REQUEST: Work out how many lines include "liian" and answer with that number only.

--- --- ---

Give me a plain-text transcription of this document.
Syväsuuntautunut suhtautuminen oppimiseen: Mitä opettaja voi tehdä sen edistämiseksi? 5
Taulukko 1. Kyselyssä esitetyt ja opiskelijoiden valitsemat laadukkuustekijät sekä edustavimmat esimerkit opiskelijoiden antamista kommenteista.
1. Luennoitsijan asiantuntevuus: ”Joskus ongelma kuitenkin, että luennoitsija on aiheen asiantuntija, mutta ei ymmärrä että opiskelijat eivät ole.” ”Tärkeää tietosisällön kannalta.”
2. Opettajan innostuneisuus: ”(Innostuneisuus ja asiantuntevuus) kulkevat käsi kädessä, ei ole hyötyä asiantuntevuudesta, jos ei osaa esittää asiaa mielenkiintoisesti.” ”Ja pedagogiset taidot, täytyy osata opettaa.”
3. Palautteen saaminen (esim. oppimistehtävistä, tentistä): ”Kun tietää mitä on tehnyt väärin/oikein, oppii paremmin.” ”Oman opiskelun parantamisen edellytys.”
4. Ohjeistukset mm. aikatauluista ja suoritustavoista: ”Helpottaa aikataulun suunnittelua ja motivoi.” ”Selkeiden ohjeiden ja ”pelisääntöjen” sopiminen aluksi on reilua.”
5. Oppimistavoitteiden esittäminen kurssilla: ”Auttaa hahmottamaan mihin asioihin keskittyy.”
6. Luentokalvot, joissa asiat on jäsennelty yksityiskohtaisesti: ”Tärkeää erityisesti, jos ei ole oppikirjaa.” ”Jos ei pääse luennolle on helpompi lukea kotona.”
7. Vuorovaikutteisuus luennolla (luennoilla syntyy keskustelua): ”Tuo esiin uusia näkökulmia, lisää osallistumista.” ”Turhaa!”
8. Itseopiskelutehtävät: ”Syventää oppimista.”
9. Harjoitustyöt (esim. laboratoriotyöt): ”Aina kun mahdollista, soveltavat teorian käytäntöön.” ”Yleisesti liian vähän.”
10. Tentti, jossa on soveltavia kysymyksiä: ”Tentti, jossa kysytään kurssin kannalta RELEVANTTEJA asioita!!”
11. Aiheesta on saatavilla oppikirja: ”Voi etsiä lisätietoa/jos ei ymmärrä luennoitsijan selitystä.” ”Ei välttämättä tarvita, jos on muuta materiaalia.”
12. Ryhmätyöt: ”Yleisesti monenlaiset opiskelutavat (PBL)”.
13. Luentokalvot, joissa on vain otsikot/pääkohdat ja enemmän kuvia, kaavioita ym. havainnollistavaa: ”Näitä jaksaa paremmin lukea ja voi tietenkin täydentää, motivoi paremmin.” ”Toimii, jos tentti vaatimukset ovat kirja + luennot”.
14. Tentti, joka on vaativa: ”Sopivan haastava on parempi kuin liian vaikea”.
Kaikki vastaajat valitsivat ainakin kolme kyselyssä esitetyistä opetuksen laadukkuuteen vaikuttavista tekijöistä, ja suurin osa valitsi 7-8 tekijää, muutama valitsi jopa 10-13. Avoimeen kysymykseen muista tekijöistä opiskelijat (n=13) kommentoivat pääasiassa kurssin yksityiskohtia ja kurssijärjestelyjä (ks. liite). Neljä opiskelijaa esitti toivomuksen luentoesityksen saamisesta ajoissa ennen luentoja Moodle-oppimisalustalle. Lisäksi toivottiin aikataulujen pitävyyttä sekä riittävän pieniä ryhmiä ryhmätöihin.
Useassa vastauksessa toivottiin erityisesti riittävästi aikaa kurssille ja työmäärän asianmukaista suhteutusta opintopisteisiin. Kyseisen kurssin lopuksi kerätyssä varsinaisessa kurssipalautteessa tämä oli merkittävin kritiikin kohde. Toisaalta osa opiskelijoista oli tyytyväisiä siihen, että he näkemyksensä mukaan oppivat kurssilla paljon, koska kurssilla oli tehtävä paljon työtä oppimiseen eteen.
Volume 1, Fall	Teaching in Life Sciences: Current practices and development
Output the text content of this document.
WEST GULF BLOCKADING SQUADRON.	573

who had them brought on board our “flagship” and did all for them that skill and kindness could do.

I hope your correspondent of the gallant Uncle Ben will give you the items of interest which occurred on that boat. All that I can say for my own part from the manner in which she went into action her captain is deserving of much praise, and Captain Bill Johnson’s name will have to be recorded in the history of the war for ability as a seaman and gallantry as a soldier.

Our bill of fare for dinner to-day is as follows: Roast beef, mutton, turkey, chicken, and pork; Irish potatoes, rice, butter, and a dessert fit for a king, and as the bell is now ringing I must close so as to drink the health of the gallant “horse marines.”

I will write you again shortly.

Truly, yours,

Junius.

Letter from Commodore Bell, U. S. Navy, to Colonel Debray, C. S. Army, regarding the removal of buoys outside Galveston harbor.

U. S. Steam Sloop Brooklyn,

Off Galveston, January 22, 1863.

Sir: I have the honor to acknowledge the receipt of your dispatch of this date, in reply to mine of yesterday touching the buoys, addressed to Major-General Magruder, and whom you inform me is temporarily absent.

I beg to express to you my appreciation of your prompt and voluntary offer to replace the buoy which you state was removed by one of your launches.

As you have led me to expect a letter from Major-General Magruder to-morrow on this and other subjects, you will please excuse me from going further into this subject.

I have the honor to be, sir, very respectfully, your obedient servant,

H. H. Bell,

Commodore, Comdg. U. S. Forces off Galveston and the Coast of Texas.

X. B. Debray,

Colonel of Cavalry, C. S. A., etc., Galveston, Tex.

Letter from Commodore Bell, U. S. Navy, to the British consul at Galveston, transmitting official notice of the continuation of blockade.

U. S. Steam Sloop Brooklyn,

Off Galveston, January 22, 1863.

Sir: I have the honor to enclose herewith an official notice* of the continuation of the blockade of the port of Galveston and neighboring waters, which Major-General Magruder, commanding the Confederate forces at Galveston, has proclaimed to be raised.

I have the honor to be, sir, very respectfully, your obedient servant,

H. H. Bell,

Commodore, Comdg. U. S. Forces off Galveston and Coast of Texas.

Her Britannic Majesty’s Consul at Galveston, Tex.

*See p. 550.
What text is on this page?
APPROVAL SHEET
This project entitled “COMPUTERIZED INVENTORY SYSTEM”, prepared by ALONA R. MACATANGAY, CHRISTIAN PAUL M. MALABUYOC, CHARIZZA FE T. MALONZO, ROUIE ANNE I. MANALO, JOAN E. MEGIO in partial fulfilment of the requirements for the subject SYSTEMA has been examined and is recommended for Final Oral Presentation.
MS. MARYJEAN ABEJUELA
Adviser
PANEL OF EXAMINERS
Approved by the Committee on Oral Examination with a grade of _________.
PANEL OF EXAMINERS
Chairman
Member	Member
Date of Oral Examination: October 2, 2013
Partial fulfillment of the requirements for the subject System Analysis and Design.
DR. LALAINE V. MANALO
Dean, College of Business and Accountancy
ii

--- --- ---

ANSWER TO THE TASK: 2